Written request:
Pick out each line of the records in which the word "price" appears.

Records supplied:
──────────────────────────────

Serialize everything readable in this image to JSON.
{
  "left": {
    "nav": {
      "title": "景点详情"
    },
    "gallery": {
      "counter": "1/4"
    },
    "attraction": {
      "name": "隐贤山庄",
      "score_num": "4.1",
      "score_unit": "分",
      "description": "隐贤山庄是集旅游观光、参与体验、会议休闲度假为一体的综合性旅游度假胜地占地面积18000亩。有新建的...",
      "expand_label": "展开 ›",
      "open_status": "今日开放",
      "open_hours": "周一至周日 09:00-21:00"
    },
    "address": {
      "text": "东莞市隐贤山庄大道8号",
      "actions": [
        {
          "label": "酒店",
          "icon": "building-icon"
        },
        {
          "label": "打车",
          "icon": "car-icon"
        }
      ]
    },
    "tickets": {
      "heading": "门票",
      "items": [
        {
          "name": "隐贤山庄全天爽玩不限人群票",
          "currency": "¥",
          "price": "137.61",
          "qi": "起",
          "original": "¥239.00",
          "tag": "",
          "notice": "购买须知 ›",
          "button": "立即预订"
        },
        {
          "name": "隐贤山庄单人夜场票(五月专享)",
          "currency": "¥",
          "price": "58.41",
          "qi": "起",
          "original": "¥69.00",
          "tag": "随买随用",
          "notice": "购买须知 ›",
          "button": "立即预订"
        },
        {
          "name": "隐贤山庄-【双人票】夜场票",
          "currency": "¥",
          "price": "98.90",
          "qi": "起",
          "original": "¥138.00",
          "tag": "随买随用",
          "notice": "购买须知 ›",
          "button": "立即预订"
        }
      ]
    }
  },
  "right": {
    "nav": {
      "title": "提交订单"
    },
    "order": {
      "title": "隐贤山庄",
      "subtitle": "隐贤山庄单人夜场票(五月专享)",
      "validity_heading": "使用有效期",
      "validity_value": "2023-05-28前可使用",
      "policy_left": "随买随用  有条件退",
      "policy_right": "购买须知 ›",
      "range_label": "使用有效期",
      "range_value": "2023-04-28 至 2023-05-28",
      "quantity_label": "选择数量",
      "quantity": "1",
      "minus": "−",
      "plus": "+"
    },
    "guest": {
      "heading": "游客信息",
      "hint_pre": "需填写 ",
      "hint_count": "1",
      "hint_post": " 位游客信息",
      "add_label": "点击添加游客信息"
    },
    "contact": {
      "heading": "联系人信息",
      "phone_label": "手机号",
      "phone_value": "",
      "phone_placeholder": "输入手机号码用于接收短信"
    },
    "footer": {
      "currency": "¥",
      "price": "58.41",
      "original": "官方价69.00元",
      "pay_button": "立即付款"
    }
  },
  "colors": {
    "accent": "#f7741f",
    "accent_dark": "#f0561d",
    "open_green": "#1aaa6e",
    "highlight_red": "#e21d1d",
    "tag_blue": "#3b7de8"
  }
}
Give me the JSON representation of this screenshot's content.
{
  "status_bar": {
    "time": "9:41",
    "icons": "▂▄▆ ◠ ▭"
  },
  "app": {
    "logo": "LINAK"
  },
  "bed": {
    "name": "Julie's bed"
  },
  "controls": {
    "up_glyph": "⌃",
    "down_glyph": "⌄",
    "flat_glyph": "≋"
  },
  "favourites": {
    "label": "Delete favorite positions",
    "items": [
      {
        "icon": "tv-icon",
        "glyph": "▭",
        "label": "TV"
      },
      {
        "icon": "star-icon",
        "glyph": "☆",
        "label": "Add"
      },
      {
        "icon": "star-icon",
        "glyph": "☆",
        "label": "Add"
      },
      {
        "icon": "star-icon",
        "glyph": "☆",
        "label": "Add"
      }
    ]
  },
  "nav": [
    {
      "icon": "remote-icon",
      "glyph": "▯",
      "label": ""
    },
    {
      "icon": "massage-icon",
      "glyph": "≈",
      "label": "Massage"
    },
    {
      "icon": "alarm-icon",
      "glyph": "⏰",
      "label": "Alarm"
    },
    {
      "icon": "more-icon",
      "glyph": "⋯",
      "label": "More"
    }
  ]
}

──────────────────────────────

The response:
          "price": "137.61",
          "price": "58.41",
          "price": "98.90",
      "price": "58.41",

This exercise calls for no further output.